— Begin Provided passage —

Benny Halevy June 1, 2011, 6:56 p.m. UTC | #4
On 2011-06-01 19:01, Fred Isaman wrote:
> On Wed, Jun 1, 2011 at 10:51 AM, Benny Halevy <bhalevy@panasas.com> wrote:
>> On 2011-06-01 17:44, Weston Andros Adamson wrote:
>>>
>>> On Jun 1, 2011, at 1:47 AM, Boaz Harrosh wrote:
>>>
>>>> On 06/01/2011 06:18 AM, Weston Andros Adamson wrote:
>>>>> Use nfs_generic_pg_test instead of pnfs_generic_pg_test.
>>>>>
>>>>> This fixes the BUG at fs/nfs/write.c:941 introduced by
>>>>> 89a58e32d9105c01022a757fb32ddc3b51bf0025.
>>>>>
>>>>> I was able to trigger this BUG reliably using pynfs in pnfs mode,
>>>>> by using dd(1) to write many small blocks.
>>>>>
>>>>> Signed-off-by: Weston Andros Adamson <dros@netapp.com>
>>>>> ---
>>>>> Fix proposed by Trond.
>>>>>
>>>>> Benny- Does this make sense?
>>>>>
>>>>> fs/nfs/nfs4filelayout.c  |    2 +-
>>>>> fs/nfs/pagelist.c        |    5 ++++-
>>>>> include/linux/nfs_page.h |    3 ++-
>>>>> 3 files changed, 7 insertions(+), 3 deletions(-)
>>>>>
>>>>> diff --git a/fs/nfs/nfs4filelayout.c b/fs/nfs/nfs4filelayout.c
>>>>> index 4269088..1c3bb72 100644
>>>>> --- a/fs/nfs/nfs4filelayout.c
>>>>> +++ b/fs/nfs/nfs4filelayout.c
>>>>> @@ -661,7 +661,7 @@ filelayout_pg_test(struct nfs_pageio_descriptor *pgio, struct nfs_page *prev,
>>>>>     u64 p_stripe, r_stripe;
>>>>>     u32 stripe_unit;
>>>>>
>>>>> -   if (!pnfs_generic_pg_test(pgio, prev, req))
>>>>> +   if (!nfs_generic_pg_test(pgio, prev, req))
>>>>>             return 0;
>>>>>
>>>>
>>>> pnfs_generic_pg_test is the one that gets the layout.
>>>>
>>>> What you've done is revert to MDS IO
>>>>
>>>> Boaz
>>>
>>> Ah, you're right - I didn't even notice that!  I usually confirm client -> DS communication with tcpdump.  I was working for too long yesterday :)
>>>
>>> Patch: recalled.  Discussion about a real fix: started.
>>>
>>> -dros
>>
>> I think the following should work:
>>
>> Benny
>>
>> git diff --stat -p -M
>>  fs/nfs/nfs4filelayout.c |   10 ++++++++++
>>  1 files changed, 10 insertions(+), 0 deletions(-)
>>
>> diff --git a/fs/nfs/nfs4filelayout.c b/fs/nfs/nfs4filelayout.c
>> index 4269088..9f1d445 100644
>> --- a/fs/nfs/nfs4filelayout.c
>> +++ b/fs/nfs/nfs4filelayout.c
>> @@ -661,6 +661,16 @@ filelayout_pg_test(struct nfs_pageio_descriptor
>> *pgio, struct nfs_page *prev,
>>        u64 p_stripe, r_stripe;
>>        u32 stripe_unit;
>>
>> +       /*
>> +        * FIXME: ideally we should be able to coalesce all requests
>> +        * that are not block boundary aligned, but currently this
>> +        * is problematic for the case of bsize < PAGE_CACHE_SIZE,
>> +        * since nfs_flush_multi and nfs_pagein_multi assume you
>> +        * can have only one struct nfs_page.

— End Provided passage —
— Begin Material for this exercise —

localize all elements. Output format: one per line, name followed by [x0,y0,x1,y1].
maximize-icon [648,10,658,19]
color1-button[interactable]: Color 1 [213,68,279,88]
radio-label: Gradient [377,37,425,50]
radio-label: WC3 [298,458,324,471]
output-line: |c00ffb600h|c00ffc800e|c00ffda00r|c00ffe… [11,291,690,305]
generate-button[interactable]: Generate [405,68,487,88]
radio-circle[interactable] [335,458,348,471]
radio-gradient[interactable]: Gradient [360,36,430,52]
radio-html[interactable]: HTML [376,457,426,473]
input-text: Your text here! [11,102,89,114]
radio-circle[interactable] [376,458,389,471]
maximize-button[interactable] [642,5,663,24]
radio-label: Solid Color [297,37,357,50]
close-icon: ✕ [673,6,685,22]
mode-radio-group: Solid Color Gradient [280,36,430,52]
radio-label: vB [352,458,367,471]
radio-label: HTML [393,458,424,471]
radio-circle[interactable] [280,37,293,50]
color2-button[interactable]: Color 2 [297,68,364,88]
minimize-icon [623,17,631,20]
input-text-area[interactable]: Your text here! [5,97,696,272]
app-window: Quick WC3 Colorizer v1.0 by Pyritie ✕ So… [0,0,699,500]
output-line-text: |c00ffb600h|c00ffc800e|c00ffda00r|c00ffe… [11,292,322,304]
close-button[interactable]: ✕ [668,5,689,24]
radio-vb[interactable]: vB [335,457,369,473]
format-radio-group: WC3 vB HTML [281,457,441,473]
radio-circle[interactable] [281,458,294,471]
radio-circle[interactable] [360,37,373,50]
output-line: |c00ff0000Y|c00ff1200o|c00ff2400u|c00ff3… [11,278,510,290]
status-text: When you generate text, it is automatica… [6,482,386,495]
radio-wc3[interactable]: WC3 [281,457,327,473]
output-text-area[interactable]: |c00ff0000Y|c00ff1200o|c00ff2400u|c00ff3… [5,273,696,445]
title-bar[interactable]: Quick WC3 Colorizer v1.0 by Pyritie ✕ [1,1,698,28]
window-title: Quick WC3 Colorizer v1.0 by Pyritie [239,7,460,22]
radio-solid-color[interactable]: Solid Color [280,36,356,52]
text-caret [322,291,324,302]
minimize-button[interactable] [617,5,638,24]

— End Material for this exercise —

**To do**
[a] From the NFS patch thread, extract the passage that begins at the words "Benny Halevy June" and ends after the words "instead of pnfs_generic_pg_test.", copying it unchanged.
[b] Put the records into a numbered list, starting with their first line and ending after the line that contains "radio-circle[interactable] [335,458,348,471]". Skip blank lines.

**Final results**
[a]
Benny Halevy June 1, 2011, 6:56 p.m. UTC | #4
On 2011-06-01 19:01, Fred Isaman wrote:
> On Wed, Jun 1, 2011 at 10:51 AM, Benny Halevy <bhalevy@panasas.com> wrote:
>> On 2011-06-01 17:44, Weston Andros Adamson wrote:
>>>
>>> On Jun 1, 2011, at 1:47 AM, Boaz Harrosh wrote:
>>>
>>>> On 06/01/2011 06:18 AM, Weston Andros Adamson wrote:
>>>>> Use nfs_generic_pg_test instead of pnfs_generic_pg_test.

[b]
1. localize all elements. Output format: one per line, name followed by [x0,y0,x1,y1].
2. maximize-icon [648,10,658,19]
3. color1-button[interactable]: Color 1 [213,68,279,88]
4. radio-label: Gradient [377,37,425,50]
5. radio-label: WC3 [298,458,324,471]
6. output-line: |c00ffb600h|c00ffc800e|c00ffda00r|c00ffe… [11,291,690,305]
7. generate-button[interactable]: Generate [405,68,487,88]
8. radio-circle[interactable] [335,458,348,471]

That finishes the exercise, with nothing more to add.